Chart and figure data
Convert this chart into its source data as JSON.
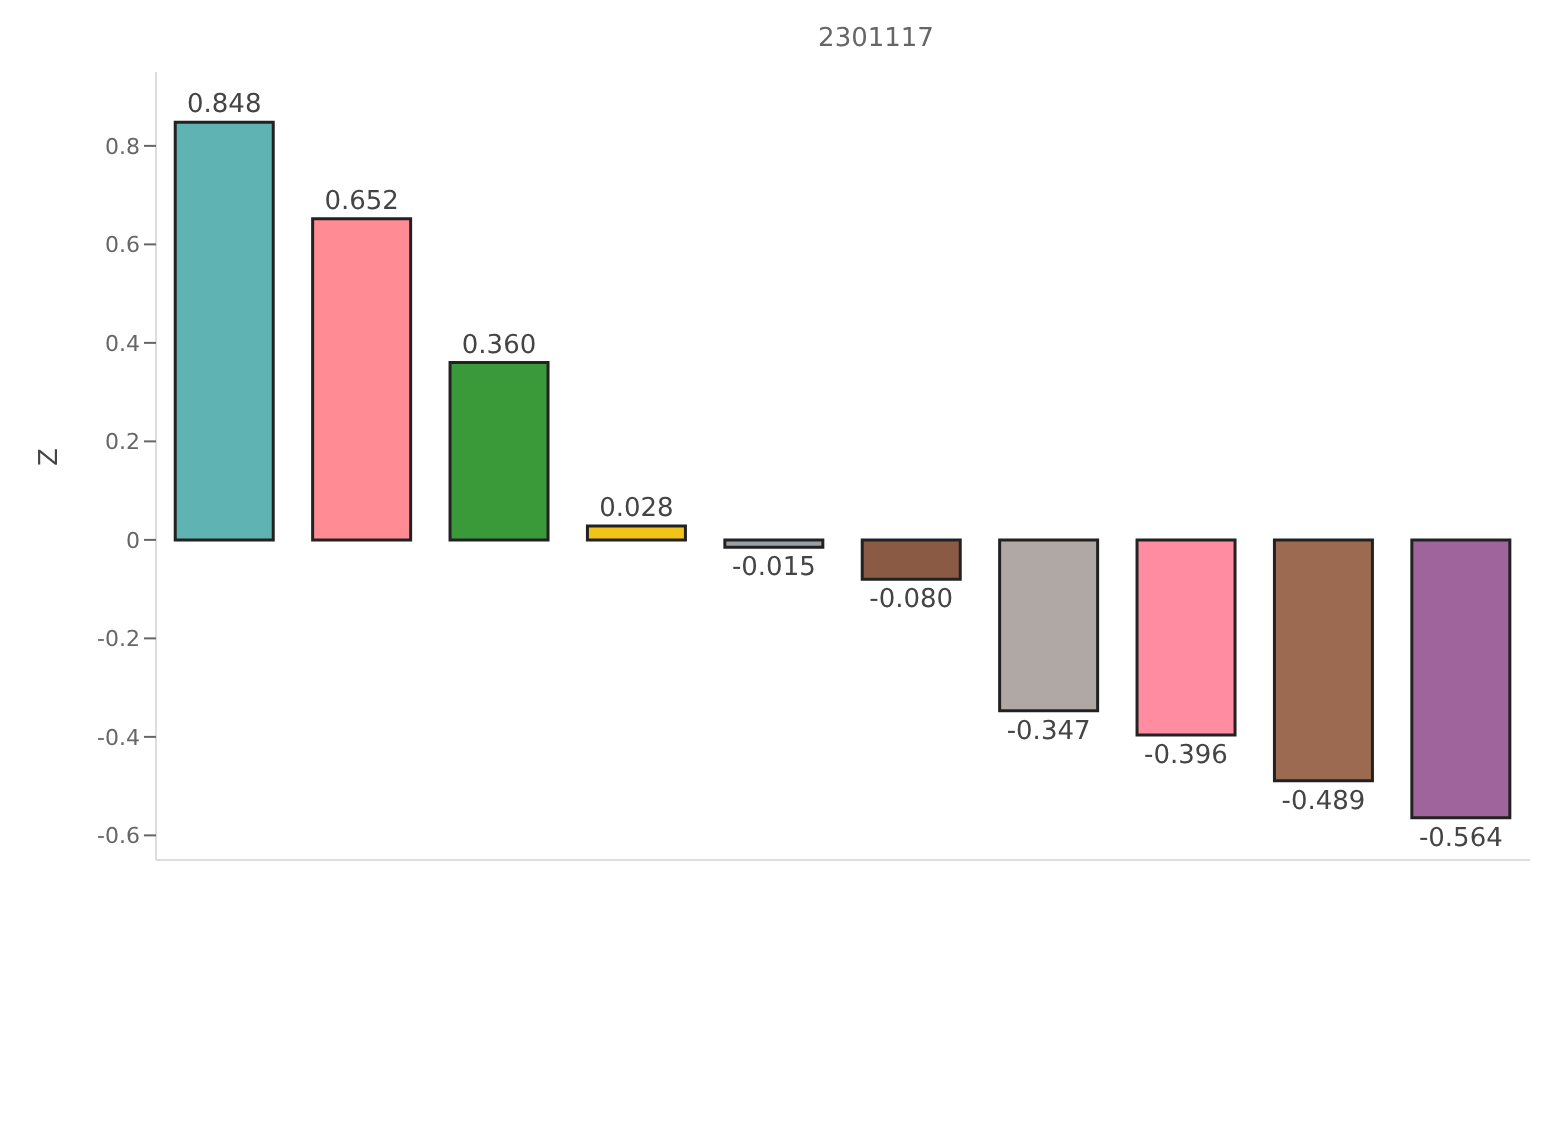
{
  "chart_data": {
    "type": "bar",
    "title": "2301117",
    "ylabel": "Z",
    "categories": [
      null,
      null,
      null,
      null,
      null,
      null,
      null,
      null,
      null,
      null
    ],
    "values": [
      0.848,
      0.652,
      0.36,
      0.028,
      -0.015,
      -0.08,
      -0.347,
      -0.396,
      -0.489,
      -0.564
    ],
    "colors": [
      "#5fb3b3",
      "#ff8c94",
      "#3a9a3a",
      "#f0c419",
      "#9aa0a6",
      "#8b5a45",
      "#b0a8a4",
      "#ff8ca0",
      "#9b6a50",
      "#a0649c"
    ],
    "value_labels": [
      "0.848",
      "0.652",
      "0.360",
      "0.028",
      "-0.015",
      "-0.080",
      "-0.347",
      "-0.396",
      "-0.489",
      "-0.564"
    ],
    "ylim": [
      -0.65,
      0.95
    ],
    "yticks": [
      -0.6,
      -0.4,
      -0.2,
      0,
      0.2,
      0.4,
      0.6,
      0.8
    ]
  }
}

* WHAT YOU ARE ASKED TO DO: Repeat the lines above exactly, and keep every picture out.

* EXERCISE ANSWER:
Convert this chart into its source data as JSON.
{
  "chart_data": {
    "type": "bar",
    "title": "2301117",
    "ylabel": "Z",
    "categories": [
      null,
      null,
      null,
      null,
      null,
      null,
      null,
      null,
      null,
      null
    ],
    "values": [
      0.848,
      0.652,
      0.36,
      0.028,
      -0.015,
      -0.08,
      -0.347,
      -0.396,
      -0.489,
      -0.564
    ],
    "colors": [
      "#5fb3b3",
      "#ff8c94",
      "#3a9a3a",
      "#f0c419",
      "#9aa0a6",
      "#8b5a45",
      "#b0a8a4",
      "#ff8ca0",
      "#9b6a50",
      "#a0649c"
    ],
    "value_labels": [
      "0.848",
      "0.652",
      "0.360",
      "0.028",
      "-0.015",
      "-0.080",
      "-0.347",
      "-0.396",
      "-0.489",
      "-0.564"
    ],
    "ylim": [
      -0.65,
      0.95
    ],
    "yticks": [
      -0.6,
      -0.4,
      -0.2,
      0,
      0.2,
      0.4,
      0.6,
      0.8
    ]
  }
}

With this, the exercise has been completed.